== AVAILABLE RECORDS ==

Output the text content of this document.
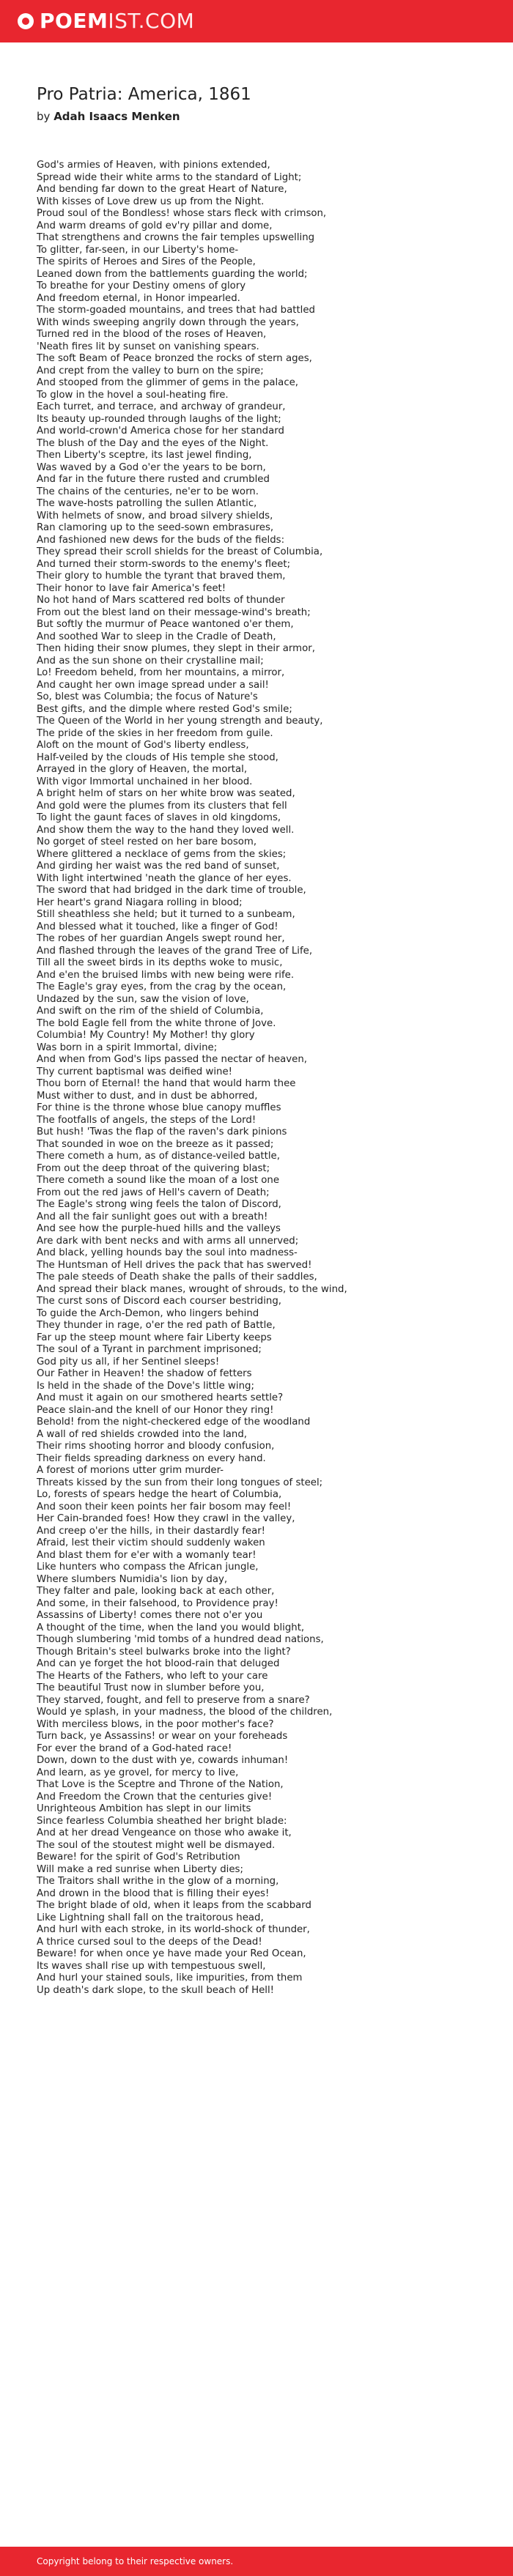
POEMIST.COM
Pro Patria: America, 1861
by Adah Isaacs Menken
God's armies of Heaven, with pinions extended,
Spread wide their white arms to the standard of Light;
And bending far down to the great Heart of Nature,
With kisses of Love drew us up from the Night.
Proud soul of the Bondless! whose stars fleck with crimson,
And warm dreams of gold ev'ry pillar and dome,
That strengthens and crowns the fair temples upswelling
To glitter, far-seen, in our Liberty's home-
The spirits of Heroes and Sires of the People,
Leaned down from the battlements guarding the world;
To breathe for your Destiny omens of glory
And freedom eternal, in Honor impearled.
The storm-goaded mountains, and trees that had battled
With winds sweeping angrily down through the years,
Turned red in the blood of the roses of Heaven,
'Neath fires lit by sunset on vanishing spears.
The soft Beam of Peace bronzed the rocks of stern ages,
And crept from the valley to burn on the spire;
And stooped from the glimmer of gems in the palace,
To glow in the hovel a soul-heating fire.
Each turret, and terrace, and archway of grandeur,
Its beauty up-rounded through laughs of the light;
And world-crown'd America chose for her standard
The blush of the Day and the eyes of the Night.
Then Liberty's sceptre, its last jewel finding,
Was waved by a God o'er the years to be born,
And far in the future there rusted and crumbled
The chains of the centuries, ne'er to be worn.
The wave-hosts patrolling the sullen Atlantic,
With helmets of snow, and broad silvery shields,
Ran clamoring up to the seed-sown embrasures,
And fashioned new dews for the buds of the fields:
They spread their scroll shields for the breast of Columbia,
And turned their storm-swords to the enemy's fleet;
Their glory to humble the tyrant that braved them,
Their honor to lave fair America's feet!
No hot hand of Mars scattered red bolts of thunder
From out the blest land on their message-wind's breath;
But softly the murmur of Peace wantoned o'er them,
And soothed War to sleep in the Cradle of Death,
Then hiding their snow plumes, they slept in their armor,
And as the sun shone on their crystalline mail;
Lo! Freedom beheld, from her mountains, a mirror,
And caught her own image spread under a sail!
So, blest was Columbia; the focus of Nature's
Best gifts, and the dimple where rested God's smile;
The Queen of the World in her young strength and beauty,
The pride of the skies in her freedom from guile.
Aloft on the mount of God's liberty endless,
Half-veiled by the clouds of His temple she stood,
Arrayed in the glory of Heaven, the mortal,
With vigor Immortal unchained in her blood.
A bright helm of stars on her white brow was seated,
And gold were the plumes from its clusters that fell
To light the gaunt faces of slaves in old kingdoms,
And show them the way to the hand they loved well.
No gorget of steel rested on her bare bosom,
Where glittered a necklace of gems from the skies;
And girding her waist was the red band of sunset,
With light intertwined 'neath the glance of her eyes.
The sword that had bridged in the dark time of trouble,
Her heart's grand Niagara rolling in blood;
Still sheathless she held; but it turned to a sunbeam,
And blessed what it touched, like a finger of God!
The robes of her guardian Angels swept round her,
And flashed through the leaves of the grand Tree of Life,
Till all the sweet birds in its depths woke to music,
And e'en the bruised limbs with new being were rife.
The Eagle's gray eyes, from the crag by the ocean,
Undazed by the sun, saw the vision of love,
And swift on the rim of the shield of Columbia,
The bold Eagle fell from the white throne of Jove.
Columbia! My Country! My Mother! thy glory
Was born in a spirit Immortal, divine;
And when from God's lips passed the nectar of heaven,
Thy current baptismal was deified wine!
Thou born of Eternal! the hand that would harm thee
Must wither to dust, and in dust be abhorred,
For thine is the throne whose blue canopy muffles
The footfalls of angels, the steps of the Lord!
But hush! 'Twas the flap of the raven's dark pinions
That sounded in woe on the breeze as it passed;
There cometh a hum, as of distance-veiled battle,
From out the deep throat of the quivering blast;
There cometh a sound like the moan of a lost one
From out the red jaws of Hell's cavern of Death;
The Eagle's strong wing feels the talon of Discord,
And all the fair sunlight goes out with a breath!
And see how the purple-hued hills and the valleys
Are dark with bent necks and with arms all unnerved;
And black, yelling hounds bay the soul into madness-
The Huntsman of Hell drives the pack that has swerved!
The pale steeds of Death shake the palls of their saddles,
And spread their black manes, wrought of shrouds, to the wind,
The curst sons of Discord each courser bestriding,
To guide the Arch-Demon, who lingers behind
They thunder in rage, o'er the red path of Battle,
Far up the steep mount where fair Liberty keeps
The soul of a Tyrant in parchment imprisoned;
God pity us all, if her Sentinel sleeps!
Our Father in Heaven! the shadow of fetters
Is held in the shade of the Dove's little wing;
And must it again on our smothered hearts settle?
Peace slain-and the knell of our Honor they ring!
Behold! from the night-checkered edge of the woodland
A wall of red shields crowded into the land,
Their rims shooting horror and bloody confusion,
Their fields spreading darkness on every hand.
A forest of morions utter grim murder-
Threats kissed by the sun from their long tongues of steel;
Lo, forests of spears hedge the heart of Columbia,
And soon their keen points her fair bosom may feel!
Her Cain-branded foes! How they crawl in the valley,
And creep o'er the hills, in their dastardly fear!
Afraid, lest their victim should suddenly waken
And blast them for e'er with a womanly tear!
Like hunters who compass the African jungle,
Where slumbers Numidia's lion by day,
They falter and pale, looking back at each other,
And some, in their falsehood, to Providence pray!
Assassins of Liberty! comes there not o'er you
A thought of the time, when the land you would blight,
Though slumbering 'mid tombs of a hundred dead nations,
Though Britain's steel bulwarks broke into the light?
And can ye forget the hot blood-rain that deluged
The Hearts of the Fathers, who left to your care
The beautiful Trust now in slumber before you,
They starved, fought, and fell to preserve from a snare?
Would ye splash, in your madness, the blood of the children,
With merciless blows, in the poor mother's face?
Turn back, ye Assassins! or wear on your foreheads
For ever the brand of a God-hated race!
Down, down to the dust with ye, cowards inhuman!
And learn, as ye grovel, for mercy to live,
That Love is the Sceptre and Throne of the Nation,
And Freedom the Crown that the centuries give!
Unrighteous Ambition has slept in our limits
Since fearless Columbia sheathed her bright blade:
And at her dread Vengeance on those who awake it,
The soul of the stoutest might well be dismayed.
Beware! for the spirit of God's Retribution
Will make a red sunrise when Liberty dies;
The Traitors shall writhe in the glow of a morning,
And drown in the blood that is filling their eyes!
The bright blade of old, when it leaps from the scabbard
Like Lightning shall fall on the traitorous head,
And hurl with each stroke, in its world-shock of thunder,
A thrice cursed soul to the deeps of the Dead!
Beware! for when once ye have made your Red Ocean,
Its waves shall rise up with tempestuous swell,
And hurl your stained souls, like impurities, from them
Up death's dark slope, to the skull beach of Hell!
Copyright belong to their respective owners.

===
== AVAILABLE RECORDS ==

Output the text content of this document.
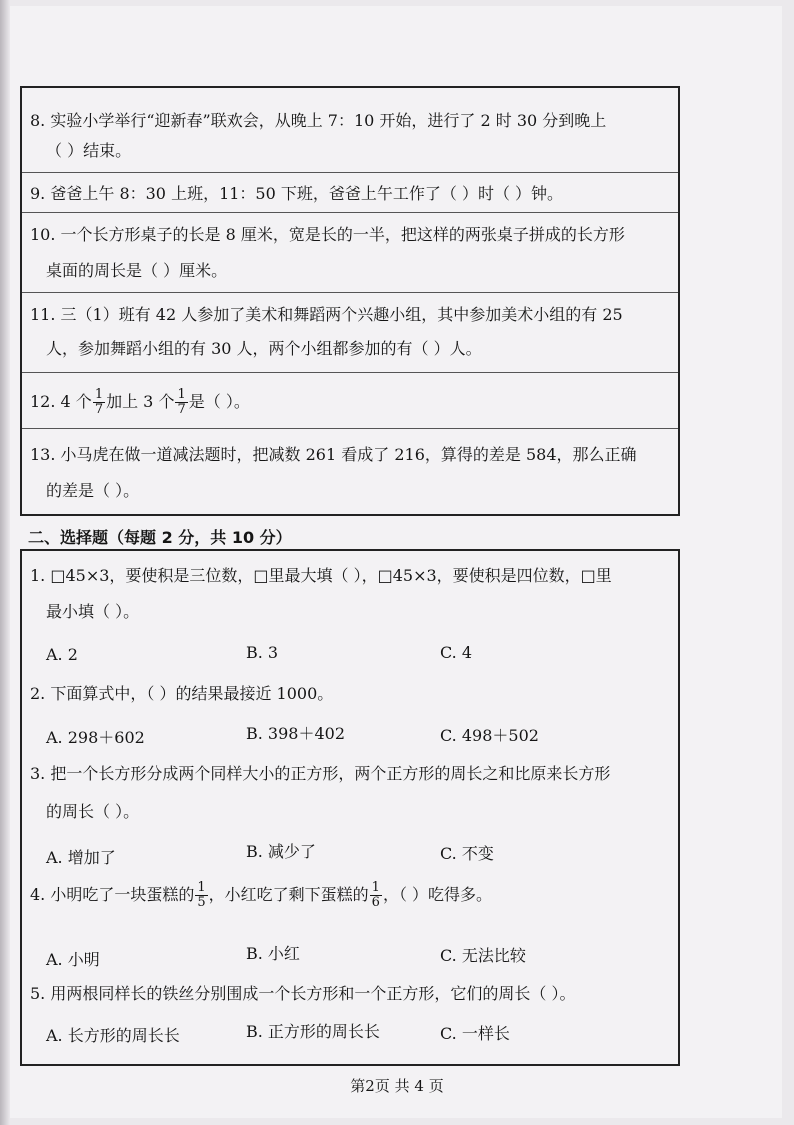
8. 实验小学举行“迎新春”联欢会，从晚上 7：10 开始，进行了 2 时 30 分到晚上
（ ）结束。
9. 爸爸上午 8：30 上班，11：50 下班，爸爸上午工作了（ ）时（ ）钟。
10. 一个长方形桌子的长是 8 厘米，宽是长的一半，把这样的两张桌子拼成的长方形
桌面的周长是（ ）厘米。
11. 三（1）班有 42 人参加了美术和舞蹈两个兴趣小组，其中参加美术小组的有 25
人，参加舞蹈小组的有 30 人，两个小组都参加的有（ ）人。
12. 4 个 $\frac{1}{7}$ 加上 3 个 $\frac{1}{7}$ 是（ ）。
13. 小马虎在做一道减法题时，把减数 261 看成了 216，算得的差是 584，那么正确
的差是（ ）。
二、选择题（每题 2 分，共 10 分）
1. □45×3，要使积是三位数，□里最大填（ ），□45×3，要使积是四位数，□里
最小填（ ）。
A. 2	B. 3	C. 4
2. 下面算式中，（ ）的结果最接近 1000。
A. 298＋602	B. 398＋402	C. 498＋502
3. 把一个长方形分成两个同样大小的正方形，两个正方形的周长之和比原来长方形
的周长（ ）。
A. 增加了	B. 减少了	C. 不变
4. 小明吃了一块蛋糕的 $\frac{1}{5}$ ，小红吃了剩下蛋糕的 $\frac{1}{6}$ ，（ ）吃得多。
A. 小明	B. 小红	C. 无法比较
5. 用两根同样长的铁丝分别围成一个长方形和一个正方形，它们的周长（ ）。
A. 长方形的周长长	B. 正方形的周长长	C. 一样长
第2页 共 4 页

===
== AVAILABLE RECORDS ==

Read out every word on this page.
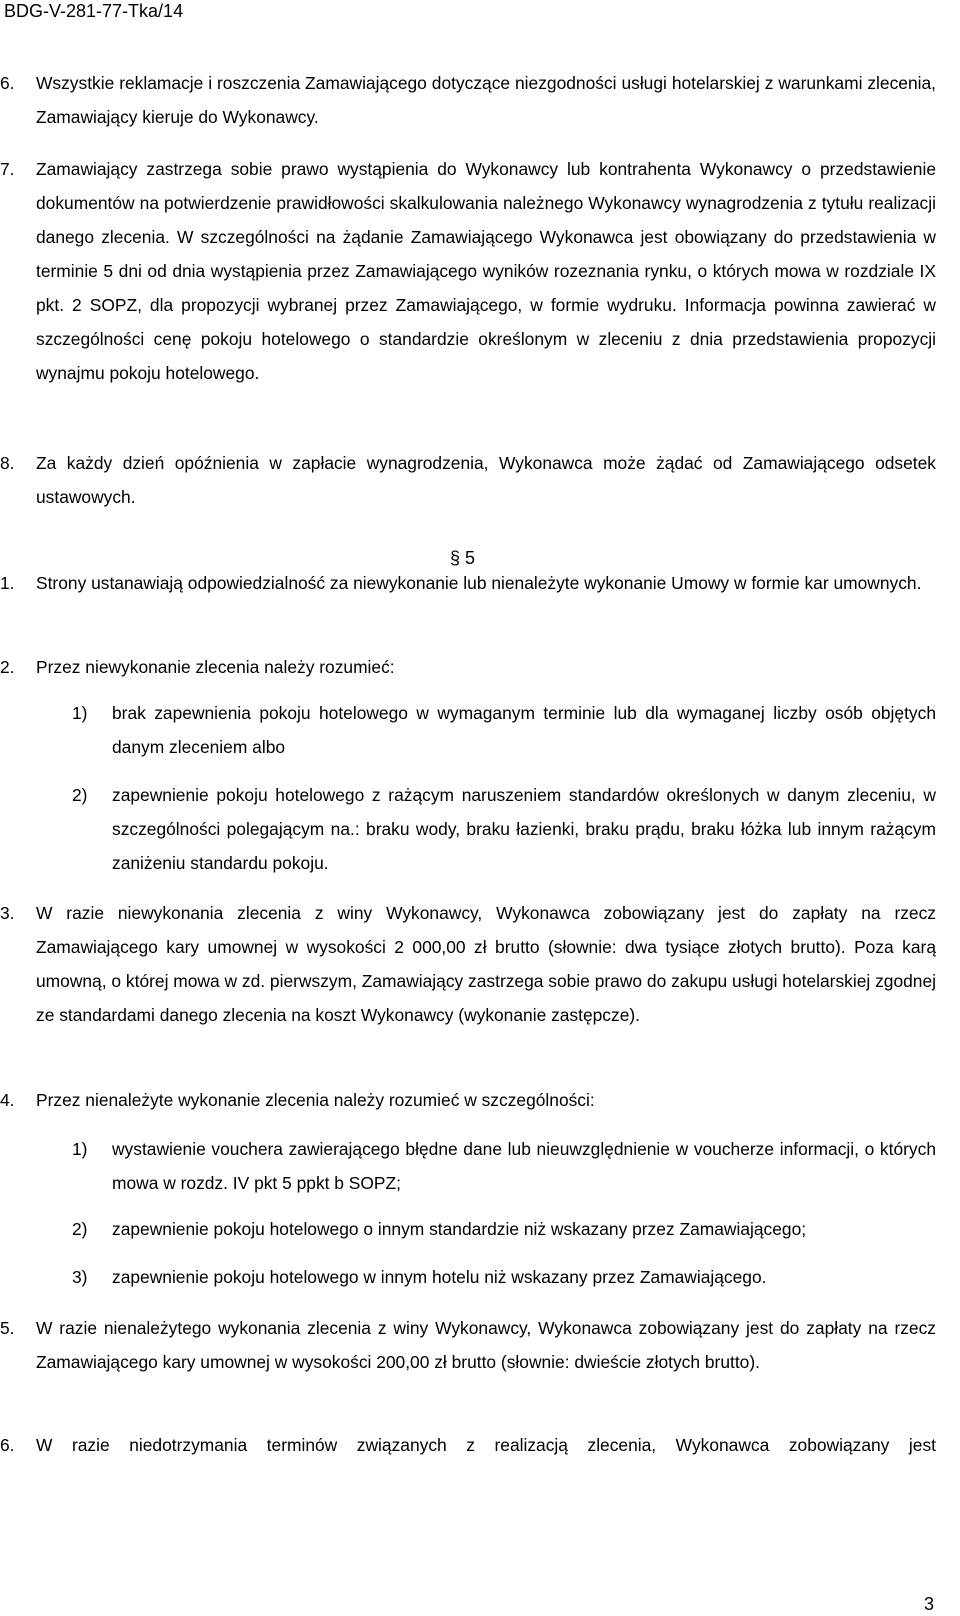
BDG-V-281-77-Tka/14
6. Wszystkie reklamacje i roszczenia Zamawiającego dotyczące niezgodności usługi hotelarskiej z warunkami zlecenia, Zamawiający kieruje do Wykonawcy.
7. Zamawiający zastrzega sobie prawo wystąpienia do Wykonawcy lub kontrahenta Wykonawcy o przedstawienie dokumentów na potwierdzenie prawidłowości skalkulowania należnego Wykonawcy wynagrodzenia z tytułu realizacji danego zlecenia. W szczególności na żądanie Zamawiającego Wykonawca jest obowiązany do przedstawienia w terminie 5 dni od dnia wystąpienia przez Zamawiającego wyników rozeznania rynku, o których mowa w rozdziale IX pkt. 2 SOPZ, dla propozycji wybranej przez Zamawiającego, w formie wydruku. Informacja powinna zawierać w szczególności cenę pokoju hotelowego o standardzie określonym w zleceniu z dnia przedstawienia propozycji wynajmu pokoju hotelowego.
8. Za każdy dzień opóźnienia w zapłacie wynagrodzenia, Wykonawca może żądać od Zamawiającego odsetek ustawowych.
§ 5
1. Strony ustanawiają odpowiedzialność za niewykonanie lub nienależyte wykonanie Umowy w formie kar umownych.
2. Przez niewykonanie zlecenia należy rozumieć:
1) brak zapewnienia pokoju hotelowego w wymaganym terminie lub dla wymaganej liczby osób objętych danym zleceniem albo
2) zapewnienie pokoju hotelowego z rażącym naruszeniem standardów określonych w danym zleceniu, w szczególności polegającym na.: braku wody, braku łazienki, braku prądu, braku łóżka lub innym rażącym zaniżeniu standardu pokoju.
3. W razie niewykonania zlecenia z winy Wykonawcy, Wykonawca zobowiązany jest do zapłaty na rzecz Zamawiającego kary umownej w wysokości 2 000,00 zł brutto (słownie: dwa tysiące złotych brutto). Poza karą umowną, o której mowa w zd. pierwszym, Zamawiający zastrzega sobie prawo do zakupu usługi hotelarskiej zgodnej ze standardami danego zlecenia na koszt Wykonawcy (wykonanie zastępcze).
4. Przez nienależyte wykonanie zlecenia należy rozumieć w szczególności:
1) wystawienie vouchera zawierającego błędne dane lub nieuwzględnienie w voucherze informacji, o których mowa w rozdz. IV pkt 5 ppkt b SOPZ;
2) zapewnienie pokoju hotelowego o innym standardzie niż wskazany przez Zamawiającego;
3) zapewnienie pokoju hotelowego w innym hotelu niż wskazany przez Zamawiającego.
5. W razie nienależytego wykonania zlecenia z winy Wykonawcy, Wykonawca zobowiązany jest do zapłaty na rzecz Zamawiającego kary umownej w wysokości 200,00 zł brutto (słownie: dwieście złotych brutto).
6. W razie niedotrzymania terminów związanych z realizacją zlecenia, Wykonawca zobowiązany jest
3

===

(STATED TASK): Count the lines in the records above that contain the word "wynagrodzenia", and give only that number.

(RESPONSE TO THE EXERCISE): 2